**Set exercise:** Only the number is wanted: how many lines in the data contain "Subscriber"?

**The input:**
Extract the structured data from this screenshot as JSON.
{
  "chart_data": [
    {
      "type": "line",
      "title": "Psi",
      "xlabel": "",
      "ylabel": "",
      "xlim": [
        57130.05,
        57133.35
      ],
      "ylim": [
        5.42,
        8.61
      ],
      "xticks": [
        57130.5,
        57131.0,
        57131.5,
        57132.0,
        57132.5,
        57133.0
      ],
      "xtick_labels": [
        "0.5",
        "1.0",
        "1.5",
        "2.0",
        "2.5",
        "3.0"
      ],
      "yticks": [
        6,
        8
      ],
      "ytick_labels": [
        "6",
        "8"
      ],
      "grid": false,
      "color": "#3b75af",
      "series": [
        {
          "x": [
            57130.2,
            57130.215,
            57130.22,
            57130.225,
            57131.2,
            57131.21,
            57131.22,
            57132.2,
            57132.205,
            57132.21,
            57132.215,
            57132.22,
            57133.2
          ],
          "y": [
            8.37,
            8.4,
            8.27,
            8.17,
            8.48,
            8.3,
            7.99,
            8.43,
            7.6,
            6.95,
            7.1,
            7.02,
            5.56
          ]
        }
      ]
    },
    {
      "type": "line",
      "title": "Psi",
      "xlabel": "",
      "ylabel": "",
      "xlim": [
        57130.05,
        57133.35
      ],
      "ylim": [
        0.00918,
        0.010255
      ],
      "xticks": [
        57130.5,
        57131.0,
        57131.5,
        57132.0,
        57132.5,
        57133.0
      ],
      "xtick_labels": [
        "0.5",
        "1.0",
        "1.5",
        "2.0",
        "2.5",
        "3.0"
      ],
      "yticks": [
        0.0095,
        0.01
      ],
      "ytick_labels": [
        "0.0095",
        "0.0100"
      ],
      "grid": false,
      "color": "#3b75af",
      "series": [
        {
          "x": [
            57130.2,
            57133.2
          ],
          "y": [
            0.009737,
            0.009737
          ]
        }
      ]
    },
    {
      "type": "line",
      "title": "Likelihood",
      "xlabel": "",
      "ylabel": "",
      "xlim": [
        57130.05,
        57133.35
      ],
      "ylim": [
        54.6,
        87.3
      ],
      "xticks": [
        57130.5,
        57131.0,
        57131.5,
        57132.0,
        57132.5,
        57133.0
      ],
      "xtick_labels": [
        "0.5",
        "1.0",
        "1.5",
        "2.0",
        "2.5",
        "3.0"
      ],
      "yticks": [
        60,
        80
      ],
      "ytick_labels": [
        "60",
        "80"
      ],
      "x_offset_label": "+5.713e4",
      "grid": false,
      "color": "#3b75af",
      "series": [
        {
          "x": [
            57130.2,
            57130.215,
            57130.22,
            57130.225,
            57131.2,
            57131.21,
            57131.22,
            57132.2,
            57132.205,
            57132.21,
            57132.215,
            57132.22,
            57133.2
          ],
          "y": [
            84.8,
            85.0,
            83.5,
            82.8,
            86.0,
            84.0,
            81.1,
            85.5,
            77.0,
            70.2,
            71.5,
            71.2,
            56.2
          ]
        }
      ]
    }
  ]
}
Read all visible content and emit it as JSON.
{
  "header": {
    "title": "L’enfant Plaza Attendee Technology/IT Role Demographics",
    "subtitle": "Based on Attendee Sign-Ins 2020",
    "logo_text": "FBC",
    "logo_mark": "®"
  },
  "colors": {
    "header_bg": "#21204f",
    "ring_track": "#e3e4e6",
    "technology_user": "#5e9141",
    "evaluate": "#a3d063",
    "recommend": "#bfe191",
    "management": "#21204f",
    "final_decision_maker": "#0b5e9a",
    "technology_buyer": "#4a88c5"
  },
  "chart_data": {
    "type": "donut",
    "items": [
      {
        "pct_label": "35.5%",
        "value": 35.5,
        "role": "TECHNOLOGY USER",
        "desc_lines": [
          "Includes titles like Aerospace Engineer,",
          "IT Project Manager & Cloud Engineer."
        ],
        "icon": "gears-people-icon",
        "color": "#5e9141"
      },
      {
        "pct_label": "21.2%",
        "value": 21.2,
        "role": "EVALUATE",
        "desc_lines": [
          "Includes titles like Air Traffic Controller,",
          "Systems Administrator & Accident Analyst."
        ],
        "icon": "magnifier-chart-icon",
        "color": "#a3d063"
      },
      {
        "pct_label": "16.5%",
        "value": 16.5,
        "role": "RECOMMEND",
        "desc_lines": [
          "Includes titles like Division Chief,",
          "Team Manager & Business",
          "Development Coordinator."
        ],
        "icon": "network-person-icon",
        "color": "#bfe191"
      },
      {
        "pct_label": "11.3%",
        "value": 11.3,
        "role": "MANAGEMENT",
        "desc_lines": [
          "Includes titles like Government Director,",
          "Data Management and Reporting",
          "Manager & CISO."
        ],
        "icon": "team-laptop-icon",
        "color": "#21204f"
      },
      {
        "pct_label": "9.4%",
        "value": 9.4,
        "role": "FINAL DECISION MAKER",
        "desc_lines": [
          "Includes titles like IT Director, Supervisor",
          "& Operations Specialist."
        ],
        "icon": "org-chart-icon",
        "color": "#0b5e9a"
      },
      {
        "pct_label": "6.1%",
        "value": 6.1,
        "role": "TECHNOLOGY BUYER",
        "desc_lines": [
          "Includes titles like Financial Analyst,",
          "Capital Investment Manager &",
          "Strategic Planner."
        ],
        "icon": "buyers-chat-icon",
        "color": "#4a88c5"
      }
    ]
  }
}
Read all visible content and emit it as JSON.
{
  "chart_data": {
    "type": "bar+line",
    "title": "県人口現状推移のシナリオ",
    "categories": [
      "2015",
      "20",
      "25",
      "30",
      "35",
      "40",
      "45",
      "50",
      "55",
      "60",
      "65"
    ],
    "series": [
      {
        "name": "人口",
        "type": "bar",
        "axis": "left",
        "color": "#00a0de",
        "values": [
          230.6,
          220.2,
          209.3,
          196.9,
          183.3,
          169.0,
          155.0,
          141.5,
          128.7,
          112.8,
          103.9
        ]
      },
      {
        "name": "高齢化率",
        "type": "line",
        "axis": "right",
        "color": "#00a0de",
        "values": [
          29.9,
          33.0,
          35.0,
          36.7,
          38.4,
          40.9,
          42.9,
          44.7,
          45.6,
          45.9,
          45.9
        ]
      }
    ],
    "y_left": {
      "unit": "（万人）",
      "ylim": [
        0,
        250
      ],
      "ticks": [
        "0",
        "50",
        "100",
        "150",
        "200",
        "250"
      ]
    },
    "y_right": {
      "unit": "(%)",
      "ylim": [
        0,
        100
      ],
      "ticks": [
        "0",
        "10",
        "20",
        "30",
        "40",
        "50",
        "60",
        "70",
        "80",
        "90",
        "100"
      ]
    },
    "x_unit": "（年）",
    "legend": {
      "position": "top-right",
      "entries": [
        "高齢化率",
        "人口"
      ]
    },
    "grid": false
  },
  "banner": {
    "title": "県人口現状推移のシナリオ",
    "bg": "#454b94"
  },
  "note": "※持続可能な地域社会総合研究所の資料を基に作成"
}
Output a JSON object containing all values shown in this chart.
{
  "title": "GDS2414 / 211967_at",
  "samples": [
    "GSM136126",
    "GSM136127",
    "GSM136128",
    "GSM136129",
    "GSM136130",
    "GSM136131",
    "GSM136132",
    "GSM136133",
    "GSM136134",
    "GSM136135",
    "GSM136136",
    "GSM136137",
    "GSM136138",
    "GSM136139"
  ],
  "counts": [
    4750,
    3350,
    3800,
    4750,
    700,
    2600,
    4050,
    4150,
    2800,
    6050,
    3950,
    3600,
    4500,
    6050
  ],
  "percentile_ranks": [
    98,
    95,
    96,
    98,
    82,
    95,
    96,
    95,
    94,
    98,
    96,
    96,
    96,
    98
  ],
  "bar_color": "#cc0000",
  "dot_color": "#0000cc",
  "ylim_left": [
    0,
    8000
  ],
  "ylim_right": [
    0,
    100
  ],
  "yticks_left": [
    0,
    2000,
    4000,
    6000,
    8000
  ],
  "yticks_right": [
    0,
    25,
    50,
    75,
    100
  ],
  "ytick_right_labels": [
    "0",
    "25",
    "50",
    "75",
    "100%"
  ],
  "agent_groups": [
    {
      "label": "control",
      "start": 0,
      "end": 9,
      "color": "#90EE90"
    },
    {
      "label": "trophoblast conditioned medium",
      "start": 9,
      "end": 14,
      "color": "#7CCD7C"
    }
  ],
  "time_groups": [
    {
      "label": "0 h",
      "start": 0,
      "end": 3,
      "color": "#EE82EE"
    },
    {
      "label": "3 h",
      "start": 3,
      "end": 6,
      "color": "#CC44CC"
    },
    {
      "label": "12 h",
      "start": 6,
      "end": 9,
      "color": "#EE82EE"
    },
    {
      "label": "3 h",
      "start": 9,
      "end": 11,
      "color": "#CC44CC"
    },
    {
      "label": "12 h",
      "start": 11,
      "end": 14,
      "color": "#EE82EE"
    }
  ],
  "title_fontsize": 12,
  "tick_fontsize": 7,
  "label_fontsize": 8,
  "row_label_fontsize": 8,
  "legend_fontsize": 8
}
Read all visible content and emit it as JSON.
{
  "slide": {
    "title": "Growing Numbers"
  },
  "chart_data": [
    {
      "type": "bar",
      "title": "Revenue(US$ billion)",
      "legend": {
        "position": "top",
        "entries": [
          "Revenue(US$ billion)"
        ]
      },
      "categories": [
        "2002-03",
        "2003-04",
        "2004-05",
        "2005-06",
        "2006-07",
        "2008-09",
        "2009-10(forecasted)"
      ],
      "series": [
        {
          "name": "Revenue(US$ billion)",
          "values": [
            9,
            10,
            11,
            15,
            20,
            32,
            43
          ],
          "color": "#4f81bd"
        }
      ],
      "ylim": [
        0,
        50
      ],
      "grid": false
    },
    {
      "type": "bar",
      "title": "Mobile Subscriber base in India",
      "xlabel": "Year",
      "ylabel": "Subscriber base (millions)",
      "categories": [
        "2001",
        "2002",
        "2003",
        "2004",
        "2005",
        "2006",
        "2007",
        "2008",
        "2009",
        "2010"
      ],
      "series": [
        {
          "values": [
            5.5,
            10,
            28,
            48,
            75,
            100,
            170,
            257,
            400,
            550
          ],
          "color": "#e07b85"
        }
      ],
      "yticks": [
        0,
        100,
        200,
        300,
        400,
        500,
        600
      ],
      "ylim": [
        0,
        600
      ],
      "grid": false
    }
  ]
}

**Reply to the task:** 2